### [What you need to do]
Copy each line where the word "出示课件" occurs.

### [Dataset records]
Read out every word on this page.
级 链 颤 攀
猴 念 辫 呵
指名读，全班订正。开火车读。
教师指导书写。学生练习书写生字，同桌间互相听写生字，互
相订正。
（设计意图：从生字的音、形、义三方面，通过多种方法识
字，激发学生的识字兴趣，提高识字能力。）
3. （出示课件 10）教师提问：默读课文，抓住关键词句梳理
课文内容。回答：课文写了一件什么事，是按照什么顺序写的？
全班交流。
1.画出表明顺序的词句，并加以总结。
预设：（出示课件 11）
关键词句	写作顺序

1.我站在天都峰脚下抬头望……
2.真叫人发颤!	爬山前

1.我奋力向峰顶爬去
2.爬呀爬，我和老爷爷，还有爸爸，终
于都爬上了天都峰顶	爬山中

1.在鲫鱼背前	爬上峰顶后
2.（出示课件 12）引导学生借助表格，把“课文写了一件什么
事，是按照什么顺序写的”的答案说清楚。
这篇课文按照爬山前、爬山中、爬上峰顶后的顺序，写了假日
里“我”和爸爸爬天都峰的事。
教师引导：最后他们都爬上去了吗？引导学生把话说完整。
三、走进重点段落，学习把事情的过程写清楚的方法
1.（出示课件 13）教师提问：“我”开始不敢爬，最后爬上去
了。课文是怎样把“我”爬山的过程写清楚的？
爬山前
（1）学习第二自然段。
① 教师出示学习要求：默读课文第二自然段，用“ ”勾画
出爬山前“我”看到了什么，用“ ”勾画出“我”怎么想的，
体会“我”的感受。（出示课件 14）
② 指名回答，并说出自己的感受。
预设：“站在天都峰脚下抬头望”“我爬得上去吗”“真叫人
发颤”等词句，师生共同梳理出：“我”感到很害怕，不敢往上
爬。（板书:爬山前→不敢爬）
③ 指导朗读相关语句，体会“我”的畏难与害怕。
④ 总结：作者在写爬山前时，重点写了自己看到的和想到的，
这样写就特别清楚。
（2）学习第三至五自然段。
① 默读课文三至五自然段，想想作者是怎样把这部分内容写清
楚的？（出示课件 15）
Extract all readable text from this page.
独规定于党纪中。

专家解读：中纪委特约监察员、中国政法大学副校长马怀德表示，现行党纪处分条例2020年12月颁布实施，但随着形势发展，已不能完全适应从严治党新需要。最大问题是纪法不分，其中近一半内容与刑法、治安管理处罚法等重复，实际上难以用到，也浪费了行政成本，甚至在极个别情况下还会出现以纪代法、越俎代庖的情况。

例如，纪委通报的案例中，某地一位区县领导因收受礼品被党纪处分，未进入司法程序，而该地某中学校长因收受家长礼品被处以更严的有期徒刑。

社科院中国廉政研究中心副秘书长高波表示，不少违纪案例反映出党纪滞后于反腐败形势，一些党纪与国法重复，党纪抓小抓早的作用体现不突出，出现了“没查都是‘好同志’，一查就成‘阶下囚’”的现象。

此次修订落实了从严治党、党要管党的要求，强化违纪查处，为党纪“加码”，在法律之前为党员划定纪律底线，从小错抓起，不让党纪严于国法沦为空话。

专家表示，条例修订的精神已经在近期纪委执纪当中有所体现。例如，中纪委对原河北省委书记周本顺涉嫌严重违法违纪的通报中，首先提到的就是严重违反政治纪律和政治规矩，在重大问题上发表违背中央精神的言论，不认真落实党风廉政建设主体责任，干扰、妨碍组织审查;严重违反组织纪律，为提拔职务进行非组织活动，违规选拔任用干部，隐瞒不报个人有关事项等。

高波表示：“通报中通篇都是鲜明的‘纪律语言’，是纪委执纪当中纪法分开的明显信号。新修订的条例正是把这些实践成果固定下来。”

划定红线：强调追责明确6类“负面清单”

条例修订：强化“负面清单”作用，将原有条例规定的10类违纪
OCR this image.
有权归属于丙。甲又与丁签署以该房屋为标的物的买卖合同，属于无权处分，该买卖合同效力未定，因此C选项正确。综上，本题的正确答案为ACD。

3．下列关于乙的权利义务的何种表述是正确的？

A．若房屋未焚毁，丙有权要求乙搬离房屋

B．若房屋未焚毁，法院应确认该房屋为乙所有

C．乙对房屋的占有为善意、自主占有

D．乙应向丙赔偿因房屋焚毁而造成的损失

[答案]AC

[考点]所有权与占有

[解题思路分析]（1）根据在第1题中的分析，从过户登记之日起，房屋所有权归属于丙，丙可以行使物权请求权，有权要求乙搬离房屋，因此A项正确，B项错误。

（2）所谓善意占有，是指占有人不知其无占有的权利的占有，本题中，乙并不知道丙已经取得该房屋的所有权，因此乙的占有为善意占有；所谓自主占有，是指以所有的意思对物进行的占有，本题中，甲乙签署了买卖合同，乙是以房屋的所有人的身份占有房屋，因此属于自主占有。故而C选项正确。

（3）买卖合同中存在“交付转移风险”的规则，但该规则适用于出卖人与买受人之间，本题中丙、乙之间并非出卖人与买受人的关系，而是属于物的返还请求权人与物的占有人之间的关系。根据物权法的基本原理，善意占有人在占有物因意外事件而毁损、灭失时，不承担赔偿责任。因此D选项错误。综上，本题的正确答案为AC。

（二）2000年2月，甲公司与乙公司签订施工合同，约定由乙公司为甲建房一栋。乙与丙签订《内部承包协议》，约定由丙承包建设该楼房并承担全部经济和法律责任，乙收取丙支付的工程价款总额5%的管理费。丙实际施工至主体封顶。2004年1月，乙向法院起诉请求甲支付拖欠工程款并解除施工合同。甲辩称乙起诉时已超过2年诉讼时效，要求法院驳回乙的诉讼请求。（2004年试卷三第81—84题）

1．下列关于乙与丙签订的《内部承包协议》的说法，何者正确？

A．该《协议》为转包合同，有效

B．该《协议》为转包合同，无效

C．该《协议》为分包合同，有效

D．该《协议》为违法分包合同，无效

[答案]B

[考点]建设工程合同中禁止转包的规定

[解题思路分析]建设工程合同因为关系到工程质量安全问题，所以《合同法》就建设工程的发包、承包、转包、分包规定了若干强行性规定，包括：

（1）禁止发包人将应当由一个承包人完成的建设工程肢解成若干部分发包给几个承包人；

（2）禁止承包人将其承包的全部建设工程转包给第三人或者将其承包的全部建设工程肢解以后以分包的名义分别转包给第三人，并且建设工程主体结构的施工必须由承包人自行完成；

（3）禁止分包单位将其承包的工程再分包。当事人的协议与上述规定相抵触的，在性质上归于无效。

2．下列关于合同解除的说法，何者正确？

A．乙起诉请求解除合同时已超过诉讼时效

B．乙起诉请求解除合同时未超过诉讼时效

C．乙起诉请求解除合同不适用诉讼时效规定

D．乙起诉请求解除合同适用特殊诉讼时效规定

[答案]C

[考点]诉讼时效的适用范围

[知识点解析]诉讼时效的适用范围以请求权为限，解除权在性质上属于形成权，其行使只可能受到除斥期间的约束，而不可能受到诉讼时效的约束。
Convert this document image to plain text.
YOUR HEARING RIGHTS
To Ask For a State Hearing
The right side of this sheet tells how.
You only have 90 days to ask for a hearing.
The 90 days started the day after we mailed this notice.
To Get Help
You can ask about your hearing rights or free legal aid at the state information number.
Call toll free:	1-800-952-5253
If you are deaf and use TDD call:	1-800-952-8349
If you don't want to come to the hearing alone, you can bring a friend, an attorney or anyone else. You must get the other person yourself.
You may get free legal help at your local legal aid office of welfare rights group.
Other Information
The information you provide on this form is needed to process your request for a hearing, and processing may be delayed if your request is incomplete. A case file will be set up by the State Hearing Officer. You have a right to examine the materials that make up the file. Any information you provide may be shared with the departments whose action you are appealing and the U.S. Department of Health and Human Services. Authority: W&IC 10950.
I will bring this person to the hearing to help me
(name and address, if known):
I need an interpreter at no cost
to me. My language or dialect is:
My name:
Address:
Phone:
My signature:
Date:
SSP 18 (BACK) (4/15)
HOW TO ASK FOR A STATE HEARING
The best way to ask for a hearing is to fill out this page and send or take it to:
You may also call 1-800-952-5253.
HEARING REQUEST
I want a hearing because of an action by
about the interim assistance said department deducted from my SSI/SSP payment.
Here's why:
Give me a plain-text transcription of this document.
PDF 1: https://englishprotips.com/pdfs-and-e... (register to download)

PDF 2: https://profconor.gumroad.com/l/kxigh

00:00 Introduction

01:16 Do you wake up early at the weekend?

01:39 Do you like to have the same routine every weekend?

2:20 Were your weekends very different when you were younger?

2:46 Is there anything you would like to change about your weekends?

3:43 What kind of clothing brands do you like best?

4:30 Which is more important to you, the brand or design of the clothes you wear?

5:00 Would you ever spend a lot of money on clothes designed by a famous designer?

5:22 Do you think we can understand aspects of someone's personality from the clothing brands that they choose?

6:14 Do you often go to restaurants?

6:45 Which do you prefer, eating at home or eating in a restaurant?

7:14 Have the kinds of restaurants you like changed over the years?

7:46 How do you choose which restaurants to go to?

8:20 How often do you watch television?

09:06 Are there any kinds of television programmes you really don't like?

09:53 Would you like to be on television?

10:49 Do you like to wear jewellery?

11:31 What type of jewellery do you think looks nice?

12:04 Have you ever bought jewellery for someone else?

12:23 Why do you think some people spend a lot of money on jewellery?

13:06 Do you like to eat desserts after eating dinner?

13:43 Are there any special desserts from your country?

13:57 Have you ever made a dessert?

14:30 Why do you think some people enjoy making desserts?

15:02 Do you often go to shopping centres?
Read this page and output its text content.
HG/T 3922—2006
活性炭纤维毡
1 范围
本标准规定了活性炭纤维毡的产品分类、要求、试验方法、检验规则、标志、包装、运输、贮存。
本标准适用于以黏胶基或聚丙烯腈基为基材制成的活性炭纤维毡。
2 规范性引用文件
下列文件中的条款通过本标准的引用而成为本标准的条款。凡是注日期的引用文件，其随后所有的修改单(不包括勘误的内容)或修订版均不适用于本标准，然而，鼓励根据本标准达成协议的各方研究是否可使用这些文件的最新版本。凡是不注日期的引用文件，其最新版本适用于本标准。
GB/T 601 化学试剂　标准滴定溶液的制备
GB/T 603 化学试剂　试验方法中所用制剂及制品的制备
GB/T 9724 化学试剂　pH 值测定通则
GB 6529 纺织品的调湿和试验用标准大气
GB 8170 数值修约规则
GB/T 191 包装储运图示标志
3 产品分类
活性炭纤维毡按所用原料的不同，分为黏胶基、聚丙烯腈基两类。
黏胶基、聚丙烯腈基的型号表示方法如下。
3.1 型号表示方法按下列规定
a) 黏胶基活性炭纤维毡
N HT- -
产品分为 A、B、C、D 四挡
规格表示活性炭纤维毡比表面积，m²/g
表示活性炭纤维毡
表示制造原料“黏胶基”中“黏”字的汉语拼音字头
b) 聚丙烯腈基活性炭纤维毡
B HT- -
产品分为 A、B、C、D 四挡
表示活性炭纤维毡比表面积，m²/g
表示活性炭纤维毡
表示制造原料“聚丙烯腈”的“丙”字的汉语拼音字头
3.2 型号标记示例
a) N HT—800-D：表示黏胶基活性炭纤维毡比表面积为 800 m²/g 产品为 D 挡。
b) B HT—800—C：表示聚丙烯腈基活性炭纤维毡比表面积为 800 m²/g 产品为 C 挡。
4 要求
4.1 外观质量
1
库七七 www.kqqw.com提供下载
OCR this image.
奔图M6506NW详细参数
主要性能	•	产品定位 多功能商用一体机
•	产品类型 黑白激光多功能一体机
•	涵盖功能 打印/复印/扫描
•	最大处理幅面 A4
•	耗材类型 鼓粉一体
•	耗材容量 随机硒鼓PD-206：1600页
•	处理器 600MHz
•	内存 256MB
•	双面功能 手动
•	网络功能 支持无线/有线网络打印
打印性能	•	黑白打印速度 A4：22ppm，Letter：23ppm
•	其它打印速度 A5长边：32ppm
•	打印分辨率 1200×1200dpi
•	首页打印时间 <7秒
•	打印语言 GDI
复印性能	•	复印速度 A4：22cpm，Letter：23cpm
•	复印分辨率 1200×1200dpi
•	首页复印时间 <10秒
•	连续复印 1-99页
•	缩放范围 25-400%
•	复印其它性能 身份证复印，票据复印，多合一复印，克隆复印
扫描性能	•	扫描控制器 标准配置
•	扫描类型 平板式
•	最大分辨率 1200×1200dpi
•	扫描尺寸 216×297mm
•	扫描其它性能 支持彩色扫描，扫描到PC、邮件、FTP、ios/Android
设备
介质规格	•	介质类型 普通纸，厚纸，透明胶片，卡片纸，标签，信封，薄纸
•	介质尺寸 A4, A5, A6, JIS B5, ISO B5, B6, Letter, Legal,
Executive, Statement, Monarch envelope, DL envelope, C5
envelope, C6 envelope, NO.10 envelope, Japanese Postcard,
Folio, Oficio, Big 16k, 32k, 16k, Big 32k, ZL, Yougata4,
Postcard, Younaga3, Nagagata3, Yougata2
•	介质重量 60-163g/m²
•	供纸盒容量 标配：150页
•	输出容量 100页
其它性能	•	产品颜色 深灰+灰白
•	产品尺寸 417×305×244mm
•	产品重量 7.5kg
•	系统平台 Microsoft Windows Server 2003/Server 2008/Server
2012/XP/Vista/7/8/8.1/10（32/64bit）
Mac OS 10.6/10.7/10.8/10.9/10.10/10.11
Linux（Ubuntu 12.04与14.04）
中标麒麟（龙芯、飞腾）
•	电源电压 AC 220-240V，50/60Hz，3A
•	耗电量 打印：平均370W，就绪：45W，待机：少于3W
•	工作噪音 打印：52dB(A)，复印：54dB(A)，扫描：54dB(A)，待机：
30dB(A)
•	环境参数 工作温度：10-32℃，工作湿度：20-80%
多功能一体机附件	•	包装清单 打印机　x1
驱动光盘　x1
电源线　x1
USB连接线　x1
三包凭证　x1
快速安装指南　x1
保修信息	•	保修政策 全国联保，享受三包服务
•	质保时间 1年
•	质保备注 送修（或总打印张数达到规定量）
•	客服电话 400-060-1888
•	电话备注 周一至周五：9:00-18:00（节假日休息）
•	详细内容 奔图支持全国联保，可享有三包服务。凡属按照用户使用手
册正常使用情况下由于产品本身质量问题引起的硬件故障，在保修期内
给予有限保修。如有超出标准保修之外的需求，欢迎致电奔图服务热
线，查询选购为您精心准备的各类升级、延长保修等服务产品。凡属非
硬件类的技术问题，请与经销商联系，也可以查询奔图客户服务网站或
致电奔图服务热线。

### [Answer to this exercise]
3. （出示课件 10）教师提问：默读课文，抓住关键词句梳理
预设：（出示课件 11）
2.（出示课件 12）引导学生借助表格，把“课文写了一件什么
1.（出示课件 13）教师提问：“我”开始不敢爬，最后爬上去
体会“我”的感受。（出示课件 14）
楚的？（出示课件 15）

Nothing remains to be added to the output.